» Task input:
------------------------------

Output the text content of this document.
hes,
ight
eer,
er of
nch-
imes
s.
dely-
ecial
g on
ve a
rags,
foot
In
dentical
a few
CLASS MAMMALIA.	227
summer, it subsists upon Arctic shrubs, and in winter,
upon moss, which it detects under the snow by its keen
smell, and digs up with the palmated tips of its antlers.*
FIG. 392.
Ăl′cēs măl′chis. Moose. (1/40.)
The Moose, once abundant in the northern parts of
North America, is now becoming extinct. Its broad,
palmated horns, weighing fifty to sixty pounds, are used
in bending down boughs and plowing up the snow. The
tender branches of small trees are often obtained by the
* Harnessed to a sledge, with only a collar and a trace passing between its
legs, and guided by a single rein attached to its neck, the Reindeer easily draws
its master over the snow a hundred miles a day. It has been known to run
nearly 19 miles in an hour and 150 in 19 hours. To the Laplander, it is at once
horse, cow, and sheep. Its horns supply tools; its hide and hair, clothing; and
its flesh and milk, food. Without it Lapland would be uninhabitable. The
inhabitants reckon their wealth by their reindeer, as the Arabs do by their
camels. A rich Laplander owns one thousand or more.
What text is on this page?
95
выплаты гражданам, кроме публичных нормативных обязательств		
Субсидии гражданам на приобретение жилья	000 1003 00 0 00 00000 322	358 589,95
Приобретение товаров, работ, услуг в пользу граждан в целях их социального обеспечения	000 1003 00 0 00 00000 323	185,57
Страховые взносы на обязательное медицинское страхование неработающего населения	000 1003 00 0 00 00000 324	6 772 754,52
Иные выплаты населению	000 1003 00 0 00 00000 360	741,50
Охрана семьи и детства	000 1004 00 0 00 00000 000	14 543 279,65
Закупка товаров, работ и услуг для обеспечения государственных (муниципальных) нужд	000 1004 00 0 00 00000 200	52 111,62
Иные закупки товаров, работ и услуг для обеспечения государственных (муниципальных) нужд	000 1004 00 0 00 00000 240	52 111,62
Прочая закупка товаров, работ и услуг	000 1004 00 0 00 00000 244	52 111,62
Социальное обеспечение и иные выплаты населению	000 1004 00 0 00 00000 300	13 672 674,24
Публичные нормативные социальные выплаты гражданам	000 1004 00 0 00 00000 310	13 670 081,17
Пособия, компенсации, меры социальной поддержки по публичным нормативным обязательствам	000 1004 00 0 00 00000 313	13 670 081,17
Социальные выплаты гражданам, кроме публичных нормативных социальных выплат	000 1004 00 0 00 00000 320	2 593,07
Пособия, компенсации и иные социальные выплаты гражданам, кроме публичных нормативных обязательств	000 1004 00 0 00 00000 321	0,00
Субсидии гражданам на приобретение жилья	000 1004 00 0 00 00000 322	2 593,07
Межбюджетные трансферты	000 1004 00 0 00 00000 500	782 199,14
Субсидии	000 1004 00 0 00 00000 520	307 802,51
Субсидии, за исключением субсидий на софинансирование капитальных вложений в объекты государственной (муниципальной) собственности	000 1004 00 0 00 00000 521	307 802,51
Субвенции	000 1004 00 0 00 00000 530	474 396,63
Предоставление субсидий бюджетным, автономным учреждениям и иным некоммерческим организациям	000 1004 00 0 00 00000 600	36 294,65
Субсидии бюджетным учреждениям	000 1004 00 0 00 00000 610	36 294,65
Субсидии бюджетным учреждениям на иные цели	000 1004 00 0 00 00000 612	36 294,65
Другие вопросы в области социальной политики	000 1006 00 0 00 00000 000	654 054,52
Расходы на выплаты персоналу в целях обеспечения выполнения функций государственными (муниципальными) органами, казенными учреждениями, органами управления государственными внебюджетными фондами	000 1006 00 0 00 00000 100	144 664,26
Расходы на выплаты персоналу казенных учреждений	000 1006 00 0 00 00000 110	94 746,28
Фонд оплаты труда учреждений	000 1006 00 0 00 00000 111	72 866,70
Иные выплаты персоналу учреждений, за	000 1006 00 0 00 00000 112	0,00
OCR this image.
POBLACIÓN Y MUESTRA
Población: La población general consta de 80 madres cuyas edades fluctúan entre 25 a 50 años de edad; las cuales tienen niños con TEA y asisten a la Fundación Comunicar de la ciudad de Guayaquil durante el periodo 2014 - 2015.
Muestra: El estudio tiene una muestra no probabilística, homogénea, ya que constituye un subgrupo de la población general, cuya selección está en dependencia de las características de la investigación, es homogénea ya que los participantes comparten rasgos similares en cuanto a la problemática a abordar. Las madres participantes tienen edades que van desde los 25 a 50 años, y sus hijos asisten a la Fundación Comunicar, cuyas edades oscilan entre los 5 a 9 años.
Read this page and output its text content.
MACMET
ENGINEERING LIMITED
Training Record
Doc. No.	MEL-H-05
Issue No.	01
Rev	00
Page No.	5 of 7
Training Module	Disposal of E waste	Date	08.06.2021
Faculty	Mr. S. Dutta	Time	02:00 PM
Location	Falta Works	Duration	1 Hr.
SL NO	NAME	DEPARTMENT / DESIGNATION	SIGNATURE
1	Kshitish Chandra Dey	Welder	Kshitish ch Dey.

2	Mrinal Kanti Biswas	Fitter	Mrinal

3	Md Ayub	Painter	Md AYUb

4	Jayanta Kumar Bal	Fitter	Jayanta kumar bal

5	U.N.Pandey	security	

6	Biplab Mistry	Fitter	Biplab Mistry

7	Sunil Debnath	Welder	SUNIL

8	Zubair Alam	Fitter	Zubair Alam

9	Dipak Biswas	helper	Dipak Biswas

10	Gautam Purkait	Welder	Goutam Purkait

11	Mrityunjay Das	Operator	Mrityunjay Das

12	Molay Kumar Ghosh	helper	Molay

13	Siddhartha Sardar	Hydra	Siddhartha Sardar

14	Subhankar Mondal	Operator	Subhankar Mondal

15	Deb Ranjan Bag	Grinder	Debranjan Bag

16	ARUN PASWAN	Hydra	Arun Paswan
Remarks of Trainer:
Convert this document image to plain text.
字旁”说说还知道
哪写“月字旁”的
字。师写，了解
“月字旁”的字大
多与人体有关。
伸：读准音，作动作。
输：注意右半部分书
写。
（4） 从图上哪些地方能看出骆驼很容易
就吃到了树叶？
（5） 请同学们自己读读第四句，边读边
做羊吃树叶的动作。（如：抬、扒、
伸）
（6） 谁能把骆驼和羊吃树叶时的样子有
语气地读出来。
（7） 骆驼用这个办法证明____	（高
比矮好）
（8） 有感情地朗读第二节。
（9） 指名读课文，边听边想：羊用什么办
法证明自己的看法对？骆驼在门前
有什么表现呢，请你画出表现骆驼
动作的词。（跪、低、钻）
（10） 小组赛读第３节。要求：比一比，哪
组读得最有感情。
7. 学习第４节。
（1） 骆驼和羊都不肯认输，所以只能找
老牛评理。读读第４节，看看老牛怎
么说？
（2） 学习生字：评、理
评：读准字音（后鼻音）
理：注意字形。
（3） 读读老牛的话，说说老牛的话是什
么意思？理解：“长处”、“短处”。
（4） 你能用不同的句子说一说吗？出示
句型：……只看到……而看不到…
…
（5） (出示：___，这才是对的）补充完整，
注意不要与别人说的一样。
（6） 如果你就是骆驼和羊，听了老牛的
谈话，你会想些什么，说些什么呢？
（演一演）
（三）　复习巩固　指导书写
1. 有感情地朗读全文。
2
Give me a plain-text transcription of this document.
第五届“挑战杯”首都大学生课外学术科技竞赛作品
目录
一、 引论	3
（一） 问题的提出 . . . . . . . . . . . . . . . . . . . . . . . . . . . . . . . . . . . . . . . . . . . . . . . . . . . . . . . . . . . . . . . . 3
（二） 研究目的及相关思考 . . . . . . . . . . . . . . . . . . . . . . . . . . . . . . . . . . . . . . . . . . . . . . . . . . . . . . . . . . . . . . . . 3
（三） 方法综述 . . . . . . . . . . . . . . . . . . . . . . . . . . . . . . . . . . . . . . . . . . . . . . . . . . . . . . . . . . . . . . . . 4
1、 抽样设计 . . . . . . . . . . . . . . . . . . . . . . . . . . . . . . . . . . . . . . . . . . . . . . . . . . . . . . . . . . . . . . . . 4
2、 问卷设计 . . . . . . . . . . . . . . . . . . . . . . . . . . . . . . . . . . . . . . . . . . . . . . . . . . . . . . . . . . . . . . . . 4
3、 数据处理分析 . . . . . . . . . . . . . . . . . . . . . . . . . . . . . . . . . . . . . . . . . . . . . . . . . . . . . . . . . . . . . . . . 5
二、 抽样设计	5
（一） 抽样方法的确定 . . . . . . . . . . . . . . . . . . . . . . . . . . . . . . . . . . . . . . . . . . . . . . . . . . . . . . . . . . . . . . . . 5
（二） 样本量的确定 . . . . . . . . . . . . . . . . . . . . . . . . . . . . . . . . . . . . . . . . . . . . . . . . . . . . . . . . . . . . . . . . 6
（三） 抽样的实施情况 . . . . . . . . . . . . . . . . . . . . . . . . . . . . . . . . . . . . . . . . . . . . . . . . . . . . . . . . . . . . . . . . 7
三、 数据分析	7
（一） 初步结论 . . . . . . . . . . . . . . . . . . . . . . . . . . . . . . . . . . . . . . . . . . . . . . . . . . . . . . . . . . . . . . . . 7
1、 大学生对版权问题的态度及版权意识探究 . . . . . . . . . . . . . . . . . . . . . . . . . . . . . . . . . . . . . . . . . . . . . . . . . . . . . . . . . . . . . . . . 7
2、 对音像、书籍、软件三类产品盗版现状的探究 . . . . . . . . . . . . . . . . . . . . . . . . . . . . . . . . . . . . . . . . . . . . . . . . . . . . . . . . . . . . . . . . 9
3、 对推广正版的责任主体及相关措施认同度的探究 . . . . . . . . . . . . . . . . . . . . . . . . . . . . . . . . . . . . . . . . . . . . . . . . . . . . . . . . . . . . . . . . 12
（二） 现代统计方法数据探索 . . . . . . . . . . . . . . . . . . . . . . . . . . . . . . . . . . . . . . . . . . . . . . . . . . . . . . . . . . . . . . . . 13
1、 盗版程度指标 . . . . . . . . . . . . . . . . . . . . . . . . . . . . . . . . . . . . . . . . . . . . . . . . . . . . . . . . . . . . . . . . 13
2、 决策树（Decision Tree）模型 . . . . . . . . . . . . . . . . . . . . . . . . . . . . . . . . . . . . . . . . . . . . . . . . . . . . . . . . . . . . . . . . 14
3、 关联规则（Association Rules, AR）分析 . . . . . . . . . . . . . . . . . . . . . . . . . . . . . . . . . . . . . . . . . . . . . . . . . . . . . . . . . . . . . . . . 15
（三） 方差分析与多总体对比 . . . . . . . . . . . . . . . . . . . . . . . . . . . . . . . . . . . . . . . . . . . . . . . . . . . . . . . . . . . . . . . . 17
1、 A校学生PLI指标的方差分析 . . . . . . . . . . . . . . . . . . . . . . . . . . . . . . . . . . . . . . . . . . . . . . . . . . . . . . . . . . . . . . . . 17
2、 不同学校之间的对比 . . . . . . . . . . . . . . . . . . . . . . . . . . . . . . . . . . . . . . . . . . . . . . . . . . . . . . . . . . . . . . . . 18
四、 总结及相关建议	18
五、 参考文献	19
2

------------------------------

» Exercise prompt:
What is the number of lines above that contain "miles"? Answer with that number only.

» The output:
2